- **Written instruction**: Write out the material below again, unchanged.
================
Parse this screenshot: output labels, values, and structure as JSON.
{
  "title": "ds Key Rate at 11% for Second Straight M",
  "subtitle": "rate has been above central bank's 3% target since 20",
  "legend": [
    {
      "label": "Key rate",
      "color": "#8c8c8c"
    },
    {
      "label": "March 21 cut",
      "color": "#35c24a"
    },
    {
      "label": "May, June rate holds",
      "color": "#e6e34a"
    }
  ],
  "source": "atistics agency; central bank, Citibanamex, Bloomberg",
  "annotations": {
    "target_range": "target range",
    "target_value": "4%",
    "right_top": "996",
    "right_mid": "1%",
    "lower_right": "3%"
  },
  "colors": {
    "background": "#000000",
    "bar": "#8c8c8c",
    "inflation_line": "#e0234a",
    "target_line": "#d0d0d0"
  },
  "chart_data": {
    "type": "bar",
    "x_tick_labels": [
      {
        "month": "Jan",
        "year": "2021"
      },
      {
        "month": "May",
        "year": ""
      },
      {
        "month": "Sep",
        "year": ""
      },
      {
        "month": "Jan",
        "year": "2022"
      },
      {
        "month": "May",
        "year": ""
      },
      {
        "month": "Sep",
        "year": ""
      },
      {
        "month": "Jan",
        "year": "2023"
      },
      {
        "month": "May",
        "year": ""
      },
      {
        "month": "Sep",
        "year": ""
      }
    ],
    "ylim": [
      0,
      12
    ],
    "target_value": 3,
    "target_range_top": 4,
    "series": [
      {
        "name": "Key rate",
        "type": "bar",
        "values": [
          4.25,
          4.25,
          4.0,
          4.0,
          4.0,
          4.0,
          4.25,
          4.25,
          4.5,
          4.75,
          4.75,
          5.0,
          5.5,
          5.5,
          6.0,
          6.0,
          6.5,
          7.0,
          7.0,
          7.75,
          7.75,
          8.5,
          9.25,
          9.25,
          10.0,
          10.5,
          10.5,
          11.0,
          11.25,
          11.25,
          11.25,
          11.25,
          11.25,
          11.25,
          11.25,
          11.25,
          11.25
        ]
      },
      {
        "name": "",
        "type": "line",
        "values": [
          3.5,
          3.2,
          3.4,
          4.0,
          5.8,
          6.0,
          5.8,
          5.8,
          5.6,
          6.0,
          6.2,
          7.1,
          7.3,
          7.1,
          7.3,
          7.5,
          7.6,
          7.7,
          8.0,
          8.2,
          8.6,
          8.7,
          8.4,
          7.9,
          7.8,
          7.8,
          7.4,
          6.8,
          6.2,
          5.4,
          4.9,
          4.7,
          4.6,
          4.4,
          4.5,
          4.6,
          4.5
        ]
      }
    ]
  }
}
================
- **Result**:
Parse this screenshot: output labels, values, and structure as JSON.
{
  "title": "ds Key Rate at 11% for Second Straight M",
  "subtitle": "rate has been above central bank's 3% target since 20",
  "legend": [
    {
      "label": "Key rate",
      "color": "#8c8c8c"
    },
    {
      "label": "March 21 cut",
      "color": "#35c24a"
    },
    {
      "label": "May, June rate holds",
      "color": "#e6e34a"
    }
  ],
  "source": "atistics agency; central bank, Citibanamex, Bloomberg",
  "annotations": {
    "target_range": "target range",
    "target_value": "4%",
    "right_top": "996",
    "right_mid": "1%",
    "lower_right": "3%"
  },
  "colors": {
    "background": "#000000",
    "bar": "#8c8c8c",
    "inflation_line": "#e0234a",
    "target_line": "#d0d0d0"
  },
  "chart_data": {
    "type": "bar",
    "x_tick_labels": [
      {
        "month": "Jan",
        "year": "2021"
      },
      {
        "month": "May",
        "year": ""
      },
      {
        "month": "Sep",
        "year": ""
      },
      {
        "month": "Jan",
        "year": "2022"
      },
      {
        "month": "May",
        "year": ""
      },
      {
        "month": "Sep",
        "year": ""
      },
      {
        "month": "Jan",
        "year": "2023"
      },
      {
        "month": "May",
        "year": ""
      },
      {
        "month": "Sep",
        "year": ""
      }
    ],
    "ylim": [
      0,
      12
    ],
    "target_value": 3,
    "target_range_top": 4,
    "series": [
      {
        "name": "Key rate",
        "type": "bar",
        "values": [
          4.25,
          4.25,
          4.0,
          4.0,
          4.0,
          4.0,
          4.25,
          4.25,
          4.5,
          4.75,
          4.75,
          5.0,
          5.5,
          5.5,
          6.0,
          6.0,
          6.5,
          7.0,
          7.0,
          7.75,
          7.75,
          8.5,
          9.25,
          9.25,
          10.0,
          10.5,
          10.5,
          11.0,
          11.25,
          11.25,
          11.25,
          11.25,
          11.25,
          11.25,
          11.25,
          11.25,
          11.25
        ]
      },
      {
        "name": "",
        "type": "line",
        "values": [
          3.5,
          3.2,
          3.4,
          4.0,
          5.8,
          6.0,
          5.8,
          5.8,
          5.6,
          6.0,
          6.2,
          7.1,
          7.3,
          7.1,
          7.3,
          7.5,
          7.6,
          7.7,
          8.0,
          8.2,
          8.6,
          8.7,
          8.4,
          7.9,
          7.8,
          7.8,
          7.4,
          6.8,
          6.2,
          5.4,
          4.9,
          4.7,
          4.6,
          4.4,
          4.5,
          4.6,
          4.5
        ]
      }
    ]
  }
}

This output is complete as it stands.